## GIVEN PROBLEM
Read the lines that follow and tally those with the word "from"; give the number and nothing else.

(Records that describe figures)
::::::::

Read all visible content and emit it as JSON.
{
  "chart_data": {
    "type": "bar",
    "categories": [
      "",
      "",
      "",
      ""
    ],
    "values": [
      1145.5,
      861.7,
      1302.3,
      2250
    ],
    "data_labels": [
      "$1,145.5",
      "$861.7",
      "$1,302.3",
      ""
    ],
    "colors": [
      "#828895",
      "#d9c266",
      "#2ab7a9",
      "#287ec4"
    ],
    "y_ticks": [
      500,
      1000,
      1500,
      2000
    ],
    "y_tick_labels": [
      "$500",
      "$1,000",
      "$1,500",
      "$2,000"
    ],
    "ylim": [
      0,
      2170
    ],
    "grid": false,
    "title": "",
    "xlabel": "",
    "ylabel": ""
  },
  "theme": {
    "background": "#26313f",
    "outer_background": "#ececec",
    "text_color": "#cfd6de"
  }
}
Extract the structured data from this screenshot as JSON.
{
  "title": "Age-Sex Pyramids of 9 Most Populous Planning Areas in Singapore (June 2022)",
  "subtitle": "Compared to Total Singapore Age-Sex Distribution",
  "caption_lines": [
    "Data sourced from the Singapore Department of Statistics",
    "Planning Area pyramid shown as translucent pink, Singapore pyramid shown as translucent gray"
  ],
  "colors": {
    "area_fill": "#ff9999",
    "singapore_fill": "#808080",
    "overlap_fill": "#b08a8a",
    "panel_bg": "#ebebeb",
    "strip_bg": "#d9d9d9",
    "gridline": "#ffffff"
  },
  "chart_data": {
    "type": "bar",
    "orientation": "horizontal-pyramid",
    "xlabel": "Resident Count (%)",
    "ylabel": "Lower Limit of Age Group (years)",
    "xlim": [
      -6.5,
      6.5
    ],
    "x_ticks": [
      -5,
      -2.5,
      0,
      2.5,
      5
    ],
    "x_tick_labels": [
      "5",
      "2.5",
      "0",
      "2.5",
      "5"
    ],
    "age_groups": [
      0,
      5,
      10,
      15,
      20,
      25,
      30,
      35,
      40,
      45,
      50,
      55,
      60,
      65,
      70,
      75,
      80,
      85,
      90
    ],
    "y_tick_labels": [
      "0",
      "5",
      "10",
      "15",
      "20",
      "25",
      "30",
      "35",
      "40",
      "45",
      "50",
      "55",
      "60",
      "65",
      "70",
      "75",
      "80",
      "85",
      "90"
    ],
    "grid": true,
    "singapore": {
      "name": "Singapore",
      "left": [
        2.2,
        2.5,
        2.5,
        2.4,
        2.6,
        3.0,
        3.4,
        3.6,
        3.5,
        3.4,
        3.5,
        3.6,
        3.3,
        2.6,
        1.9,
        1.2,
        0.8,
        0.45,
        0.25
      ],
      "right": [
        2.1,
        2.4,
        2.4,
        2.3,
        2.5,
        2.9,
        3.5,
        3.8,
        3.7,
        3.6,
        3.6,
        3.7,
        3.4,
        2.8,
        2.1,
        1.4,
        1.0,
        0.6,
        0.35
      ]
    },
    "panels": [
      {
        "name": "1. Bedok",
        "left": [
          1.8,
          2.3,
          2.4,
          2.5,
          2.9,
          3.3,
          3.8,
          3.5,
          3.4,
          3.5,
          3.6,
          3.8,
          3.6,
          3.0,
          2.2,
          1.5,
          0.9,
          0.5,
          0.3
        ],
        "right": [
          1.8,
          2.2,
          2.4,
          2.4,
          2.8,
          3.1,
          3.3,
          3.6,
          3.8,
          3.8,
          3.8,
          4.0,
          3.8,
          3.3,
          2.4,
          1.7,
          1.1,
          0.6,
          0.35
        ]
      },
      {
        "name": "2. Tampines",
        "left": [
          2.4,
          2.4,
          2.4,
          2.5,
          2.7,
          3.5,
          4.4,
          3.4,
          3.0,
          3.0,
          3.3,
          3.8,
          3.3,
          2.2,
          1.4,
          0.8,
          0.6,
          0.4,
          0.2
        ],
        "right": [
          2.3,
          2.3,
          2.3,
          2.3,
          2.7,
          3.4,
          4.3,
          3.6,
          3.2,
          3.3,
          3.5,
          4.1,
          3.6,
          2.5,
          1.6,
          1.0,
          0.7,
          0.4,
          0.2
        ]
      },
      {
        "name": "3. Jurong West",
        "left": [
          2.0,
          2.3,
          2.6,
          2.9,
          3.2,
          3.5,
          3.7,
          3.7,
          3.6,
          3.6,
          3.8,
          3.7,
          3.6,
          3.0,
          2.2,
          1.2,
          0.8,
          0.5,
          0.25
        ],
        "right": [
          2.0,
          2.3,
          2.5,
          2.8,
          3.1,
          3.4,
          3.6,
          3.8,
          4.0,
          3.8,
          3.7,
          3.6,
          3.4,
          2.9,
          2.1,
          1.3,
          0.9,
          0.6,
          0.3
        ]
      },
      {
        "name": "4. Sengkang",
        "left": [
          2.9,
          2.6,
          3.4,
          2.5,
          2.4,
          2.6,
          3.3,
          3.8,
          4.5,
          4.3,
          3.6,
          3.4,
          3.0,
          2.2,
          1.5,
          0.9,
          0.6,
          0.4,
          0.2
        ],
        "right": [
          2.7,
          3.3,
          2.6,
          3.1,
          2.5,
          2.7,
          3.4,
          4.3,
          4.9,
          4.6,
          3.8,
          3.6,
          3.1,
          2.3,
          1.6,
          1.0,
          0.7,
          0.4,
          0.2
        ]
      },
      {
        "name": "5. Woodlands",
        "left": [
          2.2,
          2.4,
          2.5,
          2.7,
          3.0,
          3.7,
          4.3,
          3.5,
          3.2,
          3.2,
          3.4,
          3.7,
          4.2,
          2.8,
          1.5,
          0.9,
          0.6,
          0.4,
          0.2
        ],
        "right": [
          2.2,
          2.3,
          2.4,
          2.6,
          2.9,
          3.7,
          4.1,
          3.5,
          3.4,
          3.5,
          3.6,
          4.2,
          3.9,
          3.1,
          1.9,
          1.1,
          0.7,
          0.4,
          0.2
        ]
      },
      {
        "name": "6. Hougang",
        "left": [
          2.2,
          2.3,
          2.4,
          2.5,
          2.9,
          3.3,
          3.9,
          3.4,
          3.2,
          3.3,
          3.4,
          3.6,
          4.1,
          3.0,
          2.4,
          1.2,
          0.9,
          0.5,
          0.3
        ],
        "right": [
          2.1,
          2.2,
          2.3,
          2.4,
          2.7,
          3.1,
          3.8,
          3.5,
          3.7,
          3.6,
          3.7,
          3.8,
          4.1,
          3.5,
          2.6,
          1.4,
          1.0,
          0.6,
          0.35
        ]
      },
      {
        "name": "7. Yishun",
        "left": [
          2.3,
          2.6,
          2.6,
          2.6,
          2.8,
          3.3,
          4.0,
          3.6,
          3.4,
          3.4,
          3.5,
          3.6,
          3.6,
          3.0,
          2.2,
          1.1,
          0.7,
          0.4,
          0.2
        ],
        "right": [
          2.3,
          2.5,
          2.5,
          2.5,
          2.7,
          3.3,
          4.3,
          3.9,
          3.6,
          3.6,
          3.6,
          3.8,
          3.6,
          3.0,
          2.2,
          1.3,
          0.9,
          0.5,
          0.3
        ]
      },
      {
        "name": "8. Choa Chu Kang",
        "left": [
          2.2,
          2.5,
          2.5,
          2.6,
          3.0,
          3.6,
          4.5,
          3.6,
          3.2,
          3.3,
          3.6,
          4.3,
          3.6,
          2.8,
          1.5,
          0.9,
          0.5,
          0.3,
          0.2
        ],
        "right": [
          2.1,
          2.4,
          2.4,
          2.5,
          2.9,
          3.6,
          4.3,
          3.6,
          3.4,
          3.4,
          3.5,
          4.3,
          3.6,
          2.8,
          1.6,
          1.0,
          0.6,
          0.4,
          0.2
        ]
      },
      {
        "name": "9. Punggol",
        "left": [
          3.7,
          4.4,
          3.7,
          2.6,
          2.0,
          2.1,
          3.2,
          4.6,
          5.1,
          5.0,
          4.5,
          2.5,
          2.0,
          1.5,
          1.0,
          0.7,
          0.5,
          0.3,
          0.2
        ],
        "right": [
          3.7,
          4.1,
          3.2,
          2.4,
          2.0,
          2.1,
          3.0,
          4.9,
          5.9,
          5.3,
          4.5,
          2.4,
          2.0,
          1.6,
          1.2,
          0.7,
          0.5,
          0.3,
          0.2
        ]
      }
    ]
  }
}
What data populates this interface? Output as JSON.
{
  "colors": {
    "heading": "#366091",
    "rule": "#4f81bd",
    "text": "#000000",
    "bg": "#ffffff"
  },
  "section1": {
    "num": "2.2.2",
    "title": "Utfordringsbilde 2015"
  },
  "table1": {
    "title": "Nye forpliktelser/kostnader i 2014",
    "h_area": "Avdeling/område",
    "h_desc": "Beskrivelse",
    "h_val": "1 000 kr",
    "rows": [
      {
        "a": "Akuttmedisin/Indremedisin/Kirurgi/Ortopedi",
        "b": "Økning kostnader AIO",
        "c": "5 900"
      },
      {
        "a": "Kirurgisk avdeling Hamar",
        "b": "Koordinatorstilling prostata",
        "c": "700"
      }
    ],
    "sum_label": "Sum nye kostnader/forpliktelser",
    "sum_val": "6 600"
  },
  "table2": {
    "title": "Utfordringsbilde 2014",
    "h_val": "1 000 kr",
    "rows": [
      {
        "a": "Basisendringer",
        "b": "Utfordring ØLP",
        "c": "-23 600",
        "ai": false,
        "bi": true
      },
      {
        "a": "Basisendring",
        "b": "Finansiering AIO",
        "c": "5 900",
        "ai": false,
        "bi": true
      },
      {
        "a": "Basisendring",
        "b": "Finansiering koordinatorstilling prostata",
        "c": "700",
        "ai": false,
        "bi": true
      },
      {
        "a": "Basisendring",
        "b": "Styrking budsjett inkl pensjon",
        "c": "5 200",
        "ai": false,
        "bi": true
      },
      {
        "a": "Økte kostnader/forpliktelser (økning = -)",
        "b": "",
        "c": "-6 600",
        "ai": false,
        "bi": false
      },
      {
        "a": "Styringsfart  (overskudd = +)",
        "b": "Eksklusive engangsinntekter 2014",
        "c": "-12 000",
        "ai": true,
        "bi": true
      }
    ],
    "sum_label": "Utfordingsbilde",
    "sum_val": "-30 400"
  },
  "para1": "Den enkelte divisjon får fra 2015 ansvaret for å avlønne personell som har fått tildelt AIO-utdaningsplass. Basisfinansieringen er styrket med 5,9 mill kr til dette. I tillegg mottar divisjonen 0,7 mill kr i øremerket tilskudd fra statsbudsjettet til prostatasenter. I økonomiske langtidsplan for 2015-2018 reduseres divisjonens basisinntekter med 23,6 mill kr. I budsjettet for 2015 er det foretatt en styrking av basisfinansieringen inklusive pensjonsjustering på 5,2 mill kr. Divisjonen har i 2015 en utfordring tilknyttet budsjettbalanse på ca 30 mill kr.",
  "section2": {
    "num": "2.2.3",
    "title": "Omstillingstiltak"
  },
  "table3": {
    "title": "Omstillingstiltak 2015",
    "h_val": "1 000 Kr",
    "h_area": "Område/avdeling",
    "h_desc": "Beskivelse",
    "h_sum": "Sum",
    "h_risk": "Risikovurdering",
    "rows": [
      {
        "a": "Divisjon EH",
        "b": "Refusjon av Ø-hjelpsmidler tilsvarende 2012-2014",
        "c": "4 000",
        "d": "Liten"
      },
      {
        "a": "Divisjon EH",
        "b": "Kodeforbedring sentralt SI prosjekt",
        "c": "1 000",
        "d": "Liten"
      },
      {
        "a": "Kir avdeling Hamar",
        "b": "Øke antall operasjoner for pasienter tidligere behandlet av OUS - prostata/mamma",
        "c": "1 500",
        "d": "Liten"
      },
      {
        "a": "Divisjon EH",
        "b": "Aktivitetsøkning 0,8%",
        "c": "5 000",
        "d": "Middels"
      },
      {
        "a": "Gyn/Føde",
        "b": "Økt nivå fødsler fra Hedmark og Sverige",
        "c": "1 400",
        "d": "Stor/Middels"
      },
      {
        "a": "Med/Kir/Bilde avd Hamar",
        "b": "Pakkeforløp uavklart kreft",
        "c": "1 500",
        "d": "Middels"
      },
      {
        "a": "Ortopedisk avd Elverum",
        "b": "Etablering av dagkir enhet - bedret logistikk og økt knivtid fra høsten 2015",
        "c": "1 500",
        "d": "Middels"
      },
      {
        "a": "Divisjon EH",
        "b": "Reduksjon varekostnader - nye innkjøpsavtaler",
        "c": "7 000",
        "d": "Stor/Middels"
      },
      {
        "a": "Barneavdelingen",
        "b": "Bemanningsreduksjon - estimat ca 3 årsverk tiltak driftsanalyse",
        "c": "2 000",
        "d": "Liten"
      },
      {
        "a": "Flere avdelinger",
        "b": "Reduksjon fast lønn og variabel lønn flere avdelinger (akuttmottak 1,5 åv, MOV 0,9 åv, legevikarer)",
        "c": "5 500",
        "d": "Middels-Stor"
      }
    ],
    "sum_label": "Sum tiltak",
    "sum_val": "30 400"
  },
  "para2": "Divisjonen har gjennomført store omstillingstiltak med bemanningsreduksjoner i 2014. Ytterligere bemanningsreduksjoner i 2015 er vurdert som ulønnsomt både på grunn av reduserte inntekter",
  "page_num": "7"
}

::::::::

## SOLUTION FOR THIS PROBLEM
2